Directions »
Restate the whole listing word for word. Pictures are left out.
◇ ◇ ◇ ◇
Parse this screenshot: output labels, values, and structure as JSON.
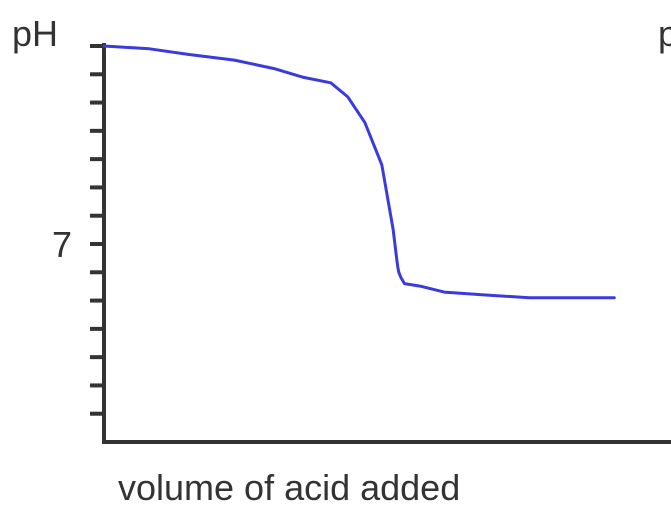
{
  "chart_data": {
    "type": "line",
    "ylabel": "pH",
    "xlabel": "volume of acid added",
    "cut_off_label": "p",
    "y_tick_labels": [
      {
        "value": 7,
        "label": "7"
      }
    ],
    "xlim": [
      0,
      100
    ],
    "ylim": [
      0,
      14
    ],
    "y_tick_values": [
      1,
      2,
      3,
      4,
      5,
      6,
      7,
      8,
      9,
      10,
      11,
      12,
      13,
      14
    ],
    "grid": false,
    "series": [
      {
        "color": "#3b3bdc",
        "x": [
          0,
          8,
          15,
          23,
          30,
          35,
          40,
          43,
          46,
          49,
          51,
          51.6,
          51.8,
          52,
          52.4,
          53,
          56,
          60,
          67,
          75,
          85,
          90
        ],
        "y": [
          14,
          13.9,
          13.7,
          13.5,
          13.2,
          12.9,
          12.7,
          12.2,
          11.3,
          9.8,
          7.5,
          6.5,
          6.2,
          6.0,
          5.8,
          5.6,
          5.5,
          5.3,
          5.2,
          5.1,
          5.1,
          5.1
        ]
      }
    ]
  }
}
◇ ◇ ◇ ◇
Task solution »
Parse this screenshot: output labels, values, and structure as JSON.
{
  "chart_data": {
    "type": "line",
    "ylabel": "pH",
    "xlabel": "volume of acid added",
    "cut_off_label": "p",
    "y_tick_labels": [
      {
        "value": 7,
        "label": "7"
      }
    ],
    "xlim": [
      0,
      100
    ],
    "ylim": [
      0,
      14
    ],
    "y_tick_values": [
      1,
      2,
      3,
      4,
      5,
      6,
      7,
      8,
      9,
      10,
      11,
      12,
      13,
      14
    ],
    "grid": false,
    "series": [
      {
        "color": "#3b3bdc",
        "x": [
          0,
          8,
          15,
          23,
          30,
          35,
          40,
          43,
          46,
          49,
          51,
          51.6,
          51.8,
          52,
          52.4,
          53,
          56,
          60,
          67,
          75,
          85,
          90
        ],
        "y": [
          14,
          13.9,
          13.7,
          13.5,
          13.2,
          12.9,
          12.7,
          12.2,
          11.3,
          9.8,
          7.5,
          6.5,
          6.2,
          6.0,
          5.8,
          5.6,
          5.5,
          5.3,
          5.2,
          5.1,
          5.1,
          5.1
        ]
      }
    ]
  }
}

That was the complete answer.